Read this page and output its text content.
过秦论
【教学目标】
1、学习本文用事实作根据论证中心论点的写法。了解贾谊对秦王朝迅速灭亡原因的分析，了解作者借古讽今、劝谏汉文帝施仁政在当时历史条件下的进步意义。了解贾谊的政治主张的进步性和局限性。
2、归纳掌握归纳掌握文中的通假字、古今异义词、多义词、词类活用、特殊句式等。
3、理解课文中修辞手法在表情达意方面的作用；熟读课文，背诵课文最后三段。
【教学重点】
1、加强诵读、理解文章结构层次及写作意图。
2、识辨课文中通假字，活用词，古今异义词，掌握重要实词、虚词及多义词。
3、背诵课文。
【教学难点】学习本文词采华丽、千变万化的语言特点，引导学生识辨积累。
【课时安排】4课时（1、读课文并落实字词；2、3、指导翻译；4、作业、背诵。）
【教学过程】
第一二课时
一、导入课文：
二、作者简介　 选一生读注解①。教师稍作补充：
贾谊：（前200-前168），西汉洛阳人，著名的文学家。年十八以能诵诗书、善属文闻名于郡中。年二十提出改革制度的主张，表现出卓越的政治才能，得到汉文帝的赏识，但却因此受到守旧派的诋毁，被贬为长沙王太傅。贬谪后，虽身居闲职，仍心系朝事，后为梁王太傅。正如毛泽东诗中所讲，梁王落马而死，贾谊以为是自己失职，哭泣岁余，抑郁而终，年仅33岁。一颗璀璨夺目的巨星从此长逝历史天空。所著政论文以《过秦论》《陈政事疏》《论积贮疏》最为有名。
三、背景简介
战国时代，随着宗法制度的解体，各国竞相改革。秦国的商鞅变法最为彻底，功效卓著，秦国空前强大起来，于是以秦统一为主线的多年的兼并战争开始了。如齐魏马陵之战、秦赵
***
Task instructions:
Quote the entire listing above exactly.

The result:
Read this page and output its text content.
过秦论
【教学目标】
1、学习本文用事实作根据论证中心论点的写法。了解贾谊对秦王朝迅速灭亡原因的分析，了解作者借古讽今、劝谏汉文帝施仁政在当时历史条件下的进步意义。了解贾谊的政治主张的进步性和局限性。
2、归纳掌握归纳掌握文中的通假字、古今异义词、多义词、词类活用、特殊句式等。
3、理解课文中修辞手法在表情达意方面的作用；熟读课文，背诵课文最后三段。
【教学重点】
1、加强诵读、理解文章结构层次及写作意图。
2、识辨课文中通假字，活用词，古今异义词，掌握重要实词、虚词及多义词。
3、背诵课文。
【教学难点】学习本文词采华丽、千变万化的语言特点，引导学生识辨积累。
【课时安排】4课时（1、读课文并落实字词；2、3、指导翻译；4、作业、背诵。）
【教学过程】
第一二课时
一、导入课文：
二、作者简介　 选一生读注解①。教师稍作补充：
贾谊：（前200-前168），西汉洛阳人，著名的文学家。年十八以能诵诗书、善属文闻名于郡中。年二十提出改革制度的主张，表现出卓越的政治才能，得到汉文帝的赏识，但却因此受到守旧派的诋毁，被贬为长沙王太傅。贬谪后，虽身居闲职，仍心系朝事，后为梁王太傅。正如毛泽东诗中所讲，梁王落马而死，贾谊以为是自己失职，哭泣岁余，抑郁而终，年仅33岁。一颗璀璨夺目的巨星从此长逝历史天空。所著政论文以《过秦论》《陈政事疏》《论积贮疏》最为有名。
三、背景简介
战国时代，随着宗法制度的解体，各国竞相改革。秦国的商鞅变法最为彻底，功效卓著，秦国空前强大起来，于是以秦统一为主线的多年的兼并战争开始了。如齐魏马陵之战、秦赵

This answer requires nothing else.